Write out each line of the material again, word for word.

:: SUPPLIED RECORDS ::
------------------------------------------------------------------------

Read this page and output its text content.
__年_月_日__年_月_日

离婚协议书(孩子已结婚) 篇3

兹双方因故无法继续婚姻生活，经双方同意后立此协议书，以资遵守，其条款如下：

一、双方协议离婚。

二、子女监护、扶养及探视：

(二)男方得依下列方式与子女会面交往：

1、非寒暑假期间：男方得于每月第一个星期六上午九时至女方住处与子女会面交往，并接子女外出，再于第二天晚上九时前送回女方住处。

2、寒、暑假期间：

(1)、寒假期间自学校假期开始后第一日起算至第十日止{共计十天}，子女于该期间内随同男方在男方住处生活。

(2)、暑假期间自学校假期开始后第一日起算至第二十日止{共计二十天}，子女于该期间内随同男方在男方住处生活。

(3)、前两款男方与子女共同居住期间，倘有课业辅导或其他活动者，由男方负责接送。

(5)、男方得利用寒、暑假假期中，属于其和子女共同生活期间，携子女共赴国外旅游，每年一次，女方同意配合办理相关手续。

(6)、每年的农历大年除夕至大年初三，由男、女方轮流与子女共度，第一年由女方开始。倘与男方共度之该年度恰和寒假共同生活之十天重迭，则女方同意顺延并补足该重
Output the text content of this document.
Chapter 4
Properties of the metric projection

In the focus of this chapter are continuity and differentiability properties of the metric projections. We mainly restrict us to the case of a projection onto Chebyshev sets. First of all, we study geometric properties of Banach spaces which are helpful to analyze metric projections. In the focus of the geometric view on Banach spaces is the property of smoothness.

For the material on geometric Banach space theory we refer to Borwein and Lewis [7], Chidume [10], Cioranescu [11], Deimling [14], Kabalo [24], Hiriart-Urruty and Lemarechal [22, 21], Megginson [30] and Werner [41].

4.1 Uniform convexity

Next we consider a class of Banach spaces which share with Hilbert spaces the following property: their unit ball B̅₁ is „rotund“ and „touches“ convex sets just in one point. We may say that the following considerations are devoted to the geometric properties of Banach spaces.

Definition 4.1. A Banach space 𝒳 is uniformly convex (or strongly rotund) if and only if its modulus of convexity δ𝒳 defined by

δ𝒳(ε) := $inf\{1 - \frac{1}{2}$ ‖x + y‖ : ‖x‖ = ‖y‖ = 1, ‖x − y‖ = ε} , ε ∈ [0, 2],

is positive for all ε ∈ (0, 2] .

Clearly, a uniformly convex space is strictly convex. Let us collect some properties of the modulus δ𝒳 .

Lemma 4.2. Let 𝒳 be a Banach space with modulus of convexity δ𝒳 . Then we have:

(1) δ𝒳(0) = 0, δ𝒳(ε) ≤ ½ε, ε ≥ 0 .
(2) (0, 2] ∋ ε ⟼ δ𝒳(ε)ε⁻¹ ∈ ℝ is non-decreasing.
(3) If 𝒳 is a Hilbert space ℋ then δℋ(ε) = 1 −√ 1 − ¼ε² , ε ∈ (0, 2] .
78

------------------------------------------------------------------------

:: SOLUTION TO THIS PROBLEM ::
Read this page and output its text content.
__年_月_日__年_月_日

离婚协议书(孩子已结婚) 篇3

兹双方因故无法继续婚姻生活，经双方同意后立此协议书，以资遵守，其条款如下：

一、双方协议离婚。

二、子女监护、扶养及探视：

(二)男方得依下列方式与子女会面交往：

1、非寒暑假期间：男方得于每月第一个星期六上午九时至女方住处与子女会面交往，并接子女外出，再于第二天晚上九时前送回女方住处。

2、寒、暑假期间：

(1)、寒假期间自学校假期开始后第一日起算至第十日止{共计十天}，子女于该期间内随同男方在男方住处生活。

(2)、暑假期间自学校假期开始后第一日起算至第二十日止{共计二十天}，子女于该期间内随同男方在男方住处生活。

(3)、前两款男方与子女共同居住期间，倘有课业辅导或其他活动者，由男方负责接送。

(5)、男方得利用寒、暑假假期中，属于其和子女共同生活期间，携子女共赴国外旅游，每年一次，女方同意配合办理相关手续。

(6)、每年的农历大年除夕至大年初三，由男、女方轮流与子女共度，第一年由女方开始。倘与男方共度之该年度恰和寒假共同生活之十天重迭，则女方同意顺延并补足该重
Output the text content of this document.
Chapter 4
Properties of the metric projection

In the focus of this chapter are continuity and differentiability properties of the metric projections. We mainly restrict us to the case of a projection onto Chebyshev sets. First of all, we study geometric properties of Banach spaces which are helpful to analyze metric projections. In the focus of the geometric view on Banach spaces is the property of smoothness.

For the material on geometric Banach space theory we refer to Borwein and Lewis [7], Chidume [10], Cioranescu [11], Deimling [14], Kabalo [24], Hiriart-Urruty and Lemarechal [22, 21], Megginson [30] and Werner [41].

4.1 Uniform convexity

Next we consider a class of Banach spaces which share with Hilbert spaces the following property: their unit ball B̅₁ is „rotund“ and „touches“ convex sets just in one point. We may say that the following considerations are devoted to the geometric properties of Banach spaces.

Definition 4.1. A Banach space 𝒳 is uniformly convex (or strongly rotund) if and only if its modulus of convexity δ𝒳 defined by

δ𝒳(ε) := $inf\{1 - \frac{1}{2}$ ‖x + y‖ : ‖x‖ = ‖y‖ = 1, ‖x − y‖ = ε} , ε ∈ [0, 2],

is positive for all ε ∈ (0, 2] .

Clearly, a uniformly convex space is strictly convex. Let us collect some properties of the modulus δ𝒳 .

Lemma 4.2. Let 𝒳 be a Banach space with modulus of convexity δ𝒳 . Then we have:

(1) δ𝒳(0) = 0, δ𝒳(ε) ≤ ½ε, ε ≥ 0 .
(2) (0, 2] ∋ ε ⟼ δ𝒳(ε)ε⁻¹ ∈ ℝ is non-decreasing.
(3) If 𝒳 is a Hilbert space ℋ then δℋ(ε) = 1 −√ 1 − ¼ε² , ε ∈ (0, 2] .
78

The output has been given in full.